BEGIN Exercise data
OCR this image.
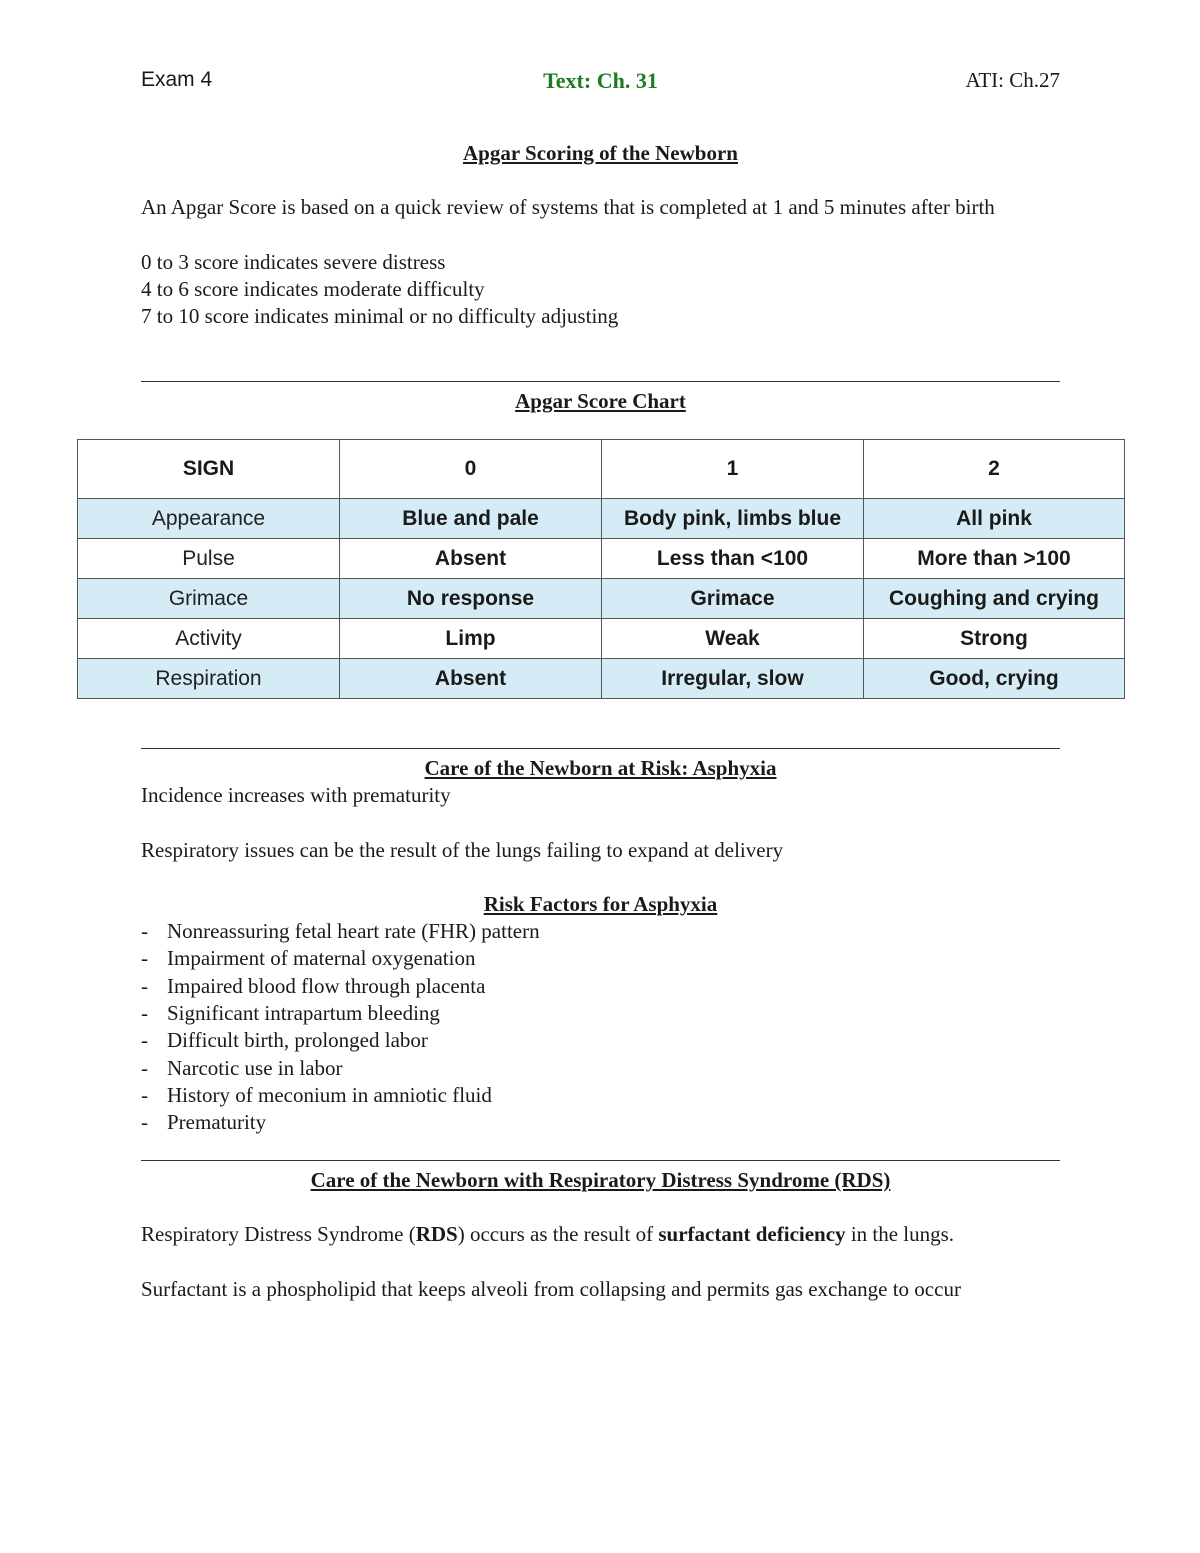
Exam 4	Text: Ch. 31	ATI: Ch.27

Apgar Scoring of the Newborn

An Apgar Score is based on a quick review of systems that is completed at 1 and 5 minutes after birth

0 to 3 score indicates severe distress

4 to 6 score indicates moderate difficulty

7 to 10 score indicates minimal or no difficulty adjusting

Apgar Score Chart

SIGN	0	1	2
Appearance	Blue and pale	Body pink, limbs blue	All pink
Pulse	Absent	Less than <100	More than >100
Grimace	No response	Grimace	Coughing and crying
Activity	Limp	Weak	Strong
Respiration	Absent	Irregular, slow	Good, crying

Care of the Newborn at Risk: Asphyxia

Incidence increases with prematurity

Respiratory issues can be the result of the lungs failing to expand at delivery

Risk Factors for Asphyxia

- Nonreassuring fetal heart rate (FHR) pattern
- Impairment of maternal oxygenation
- Impaired blood flow through placenta
- Significant intrapartum bleeding
- Difficult birth, prolonged labor
- Narcotic use in labor
- History of meconium in amniotic fluid
- Prematurity

Care of the Newborn with Respiratory Distress Syndrome (RDS)

Respiratory Distress Syndrome (RDS) occurs as the result of surfactant deficiency in the lungs.

Surfactant is a phospholipid that keeps alveoli from collapsing and permits gas exchange to occur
END Exercise data
* [Problem to solve]:
Drop the images and repeat the data exactly.

* [Exercise solution]:
OCR this image.
Exam 4	Text: Ch. 31	ATI: Ch.27

Apgar Scoring of the Newborn

An Apgar Score is based on a quick review of systems that is completed at 1 and 5 minutes after birth

0 to 3 score indicates severe distress

4 to 6 score indicates moderate difficulty

7 to 10 score indicates minimal or no difficulty adjusting

Apgar Score Chart

SIGN	0	1	2
Appearance	Blue and pale	Body pink, limbs blue	All pink
Pulse	Absent	Less than <100	More than >100
Grimace	No response	Grimace	Coughing and crying
Activity	Limp	Weak	Strong
Respiration	Absent	Irregular, slow	Good, crying

Care of the Newborn at Risk: Asphyxia

Incidence increases with prematurity

Respiratory issues can be the result of the lungs failing to expand at delivery

Risk Factors for Asphyxia

- Nonreassuring fetal heart rate (FHR) pattern
- Impairment of maternal oxygenation
- Impaired blood flow through placenta
- Significant intrapartum bleeding
- Difficult birth, prolonged labor
- Narcotic use in labor
- History of meconium in amniotic fluid
- Prematurity

Care of the Newborn with Respiratory Distress Syndrome (RDS)

Respiratory Distress Syndrome (RDS) occurs as the result of surfactant deficiency in the lungs.

Surfactant is a phospholipid that keeps alveoli from collapsing and permits gas exchange to occur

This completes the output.